- **Goal of the exercise**: Identify each line in the records below that contains the word "name", and copy it.

- **Data to use**:
──────

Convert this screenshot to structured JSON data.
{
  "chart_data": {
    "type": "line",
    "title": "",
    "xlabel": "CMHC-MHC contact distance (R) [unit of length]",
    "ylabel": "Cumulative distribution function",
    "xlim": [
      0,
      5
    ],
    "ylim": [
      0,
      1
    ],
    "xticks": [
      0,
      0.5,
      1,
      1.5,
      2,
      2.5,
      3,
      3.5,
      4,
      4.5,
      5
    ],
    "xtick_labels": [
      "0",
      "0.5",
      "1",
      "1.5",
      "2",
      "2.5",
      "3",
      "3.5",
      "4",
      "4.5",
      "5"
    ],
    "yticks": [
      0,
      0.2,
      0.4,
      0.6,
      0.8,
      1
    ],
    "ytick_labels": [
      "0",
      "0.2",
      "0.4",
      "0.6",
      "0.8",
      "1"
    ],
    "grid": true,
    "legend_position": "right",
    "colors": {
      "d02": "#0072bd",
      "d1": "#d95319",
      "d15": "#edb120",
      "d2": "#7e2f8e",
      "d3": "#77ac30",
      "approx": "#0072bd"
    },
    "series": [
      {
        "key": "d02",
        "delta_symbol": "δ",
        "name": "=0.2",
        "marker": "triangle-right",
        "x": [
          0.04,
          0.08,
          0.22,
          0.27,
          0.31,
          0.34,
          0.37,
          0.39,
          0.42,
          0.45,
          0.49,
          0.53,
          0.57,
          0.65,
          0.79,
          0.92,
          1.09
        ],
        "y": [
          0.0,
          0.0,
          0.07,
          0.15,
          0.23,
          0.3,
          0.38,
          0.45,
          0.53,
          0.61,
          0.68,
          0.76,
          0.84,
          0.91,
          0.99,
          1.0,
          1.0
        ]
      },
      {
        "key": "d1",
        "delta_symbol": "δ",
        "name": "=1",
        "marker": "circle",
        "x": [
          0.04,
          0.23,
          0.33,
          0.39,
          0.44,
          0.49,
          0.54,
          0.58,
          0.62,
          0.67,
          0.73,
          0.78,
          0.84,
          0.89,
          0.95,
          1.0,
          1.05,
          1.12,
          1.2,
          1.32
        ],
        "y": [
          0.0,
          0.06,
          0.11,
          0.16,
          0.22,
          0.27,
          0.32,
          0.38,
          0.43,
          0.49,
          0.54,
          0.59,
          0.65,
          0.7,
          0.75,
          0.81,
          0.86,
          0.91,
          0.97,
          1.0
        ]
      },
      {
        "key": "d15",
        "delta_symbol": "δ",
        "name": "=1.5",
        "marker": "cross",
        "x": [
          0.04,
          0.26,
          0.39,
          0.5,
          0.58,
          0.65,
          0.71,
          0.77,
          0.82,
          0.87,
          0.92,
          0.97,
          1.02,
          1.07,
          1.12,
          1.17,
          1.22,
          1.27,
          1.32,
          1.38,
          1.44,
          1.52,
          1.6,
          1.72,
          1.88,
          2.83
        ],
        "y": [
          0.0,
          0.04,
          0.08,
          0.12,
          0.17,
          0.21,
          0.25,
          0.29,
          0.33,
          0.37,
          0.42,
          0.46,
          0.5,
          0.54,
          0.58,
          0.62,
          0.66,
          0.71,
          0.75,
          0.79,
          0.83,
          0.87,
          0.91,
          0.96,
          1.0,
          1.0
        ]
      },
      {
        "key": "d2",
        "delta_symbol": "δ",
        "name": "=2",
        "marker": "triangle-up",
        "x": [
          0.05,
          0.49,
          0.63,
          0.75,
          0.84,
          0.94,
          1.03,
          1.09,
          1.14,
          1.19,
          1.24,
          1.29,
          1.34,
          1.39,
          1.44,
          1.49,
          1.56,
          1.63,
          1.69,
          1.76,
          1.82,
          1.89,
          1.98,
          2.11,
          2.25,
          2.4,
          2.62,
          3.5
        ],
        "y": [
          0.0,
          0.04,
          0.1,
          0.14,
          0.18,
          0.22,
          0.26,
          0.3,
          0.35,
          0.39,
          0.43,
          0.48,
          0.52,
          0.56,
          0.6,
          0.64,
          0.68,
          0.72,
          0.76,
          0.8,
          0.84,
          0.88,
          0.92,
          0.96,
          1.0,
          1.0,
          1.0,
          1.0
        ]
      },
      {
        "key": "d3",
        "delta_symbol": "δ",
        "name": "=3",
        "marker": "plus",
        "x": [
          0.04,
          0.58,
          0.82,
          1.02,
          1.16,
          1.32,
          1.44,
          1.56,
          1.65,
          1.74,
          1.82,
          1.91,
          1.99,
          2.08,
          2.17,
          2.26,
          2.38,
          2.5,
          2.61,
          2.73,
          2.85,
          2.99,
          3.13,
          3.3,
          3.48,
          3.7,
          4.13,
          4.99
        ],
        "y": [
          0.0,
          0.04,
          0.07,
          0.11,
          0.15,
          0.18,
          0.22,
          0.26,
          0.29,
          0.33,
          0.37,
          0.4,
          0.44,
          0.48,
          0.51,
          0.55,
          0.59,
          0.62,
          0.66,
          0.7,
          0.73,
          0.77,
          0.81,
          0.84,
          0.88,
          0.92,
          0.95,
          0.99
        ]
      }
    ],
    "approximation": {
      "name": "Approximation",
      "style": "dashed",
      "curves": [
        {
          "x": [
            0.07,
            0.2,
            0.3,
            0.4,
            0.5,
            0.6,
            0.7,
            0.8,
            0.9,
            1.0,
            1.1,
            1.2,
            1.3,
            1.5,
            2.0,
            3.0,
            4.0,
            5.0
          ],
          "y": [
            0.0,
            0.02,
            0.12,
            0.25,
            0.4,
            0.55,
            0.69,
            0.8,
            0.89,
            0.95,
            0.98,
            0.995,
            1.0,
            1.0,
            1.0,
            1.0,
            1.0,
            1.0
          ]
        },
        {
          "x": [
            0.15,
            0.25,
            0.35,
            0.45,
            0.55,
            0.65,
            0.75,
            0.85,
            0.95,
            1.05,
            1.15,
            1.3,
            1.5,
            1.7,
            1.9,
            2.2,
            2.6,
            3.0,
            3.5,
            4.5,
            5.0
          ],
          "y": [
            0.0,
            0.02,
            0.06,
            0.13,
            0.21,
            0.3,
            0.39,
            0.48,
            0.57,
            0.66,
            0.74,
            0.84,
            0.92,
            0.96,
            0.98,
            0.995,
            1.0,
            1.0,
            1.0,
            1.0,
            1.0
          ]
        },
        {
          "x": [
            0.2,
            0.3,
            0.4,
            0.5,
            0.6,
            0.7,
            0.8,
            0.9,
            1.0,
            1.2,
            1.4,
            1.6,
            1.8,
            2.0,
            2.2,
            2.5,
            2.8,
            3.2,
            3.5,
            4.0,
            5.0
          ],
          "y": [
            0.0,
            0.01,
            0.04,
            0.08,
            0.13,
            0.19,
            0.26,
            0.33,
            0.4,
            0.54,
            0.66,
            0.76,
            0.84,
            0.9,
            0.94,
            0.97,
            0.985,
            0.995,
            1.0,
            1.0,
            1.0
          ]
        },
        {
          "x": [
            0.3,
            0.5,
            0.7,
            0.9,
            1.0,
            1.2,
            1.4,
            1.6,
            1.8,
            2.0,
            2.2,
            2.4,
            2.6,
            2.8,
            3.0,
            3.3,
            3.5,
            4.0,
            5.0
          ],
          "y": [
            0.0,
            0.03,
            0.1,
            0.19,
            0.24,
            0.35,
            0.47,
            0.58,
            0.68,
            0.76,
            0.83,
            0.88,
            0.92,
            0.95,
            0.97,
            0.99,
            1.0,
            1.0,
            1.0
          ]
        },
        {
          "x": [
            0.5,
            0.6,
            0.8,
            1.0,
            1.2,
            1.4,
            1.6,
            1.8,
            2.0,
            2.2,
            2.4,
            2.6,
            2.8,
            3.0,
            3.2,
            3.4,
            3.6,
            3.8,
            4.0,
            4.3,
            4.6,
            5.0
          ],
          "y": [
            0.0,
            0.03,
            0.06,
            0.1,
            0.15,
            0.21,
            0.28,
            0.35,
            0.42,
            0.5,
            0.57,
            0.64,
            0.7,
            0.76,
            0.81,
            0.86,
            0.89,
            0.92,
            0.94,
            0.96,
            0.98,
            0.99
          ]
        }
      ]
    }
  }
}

──────

- **Full answer**:
        "name": "=0.2",
        "name": "=1",
        "name": "=1.5",
        "name": "=2",
        "name": "=3",
      "name": "Approximation",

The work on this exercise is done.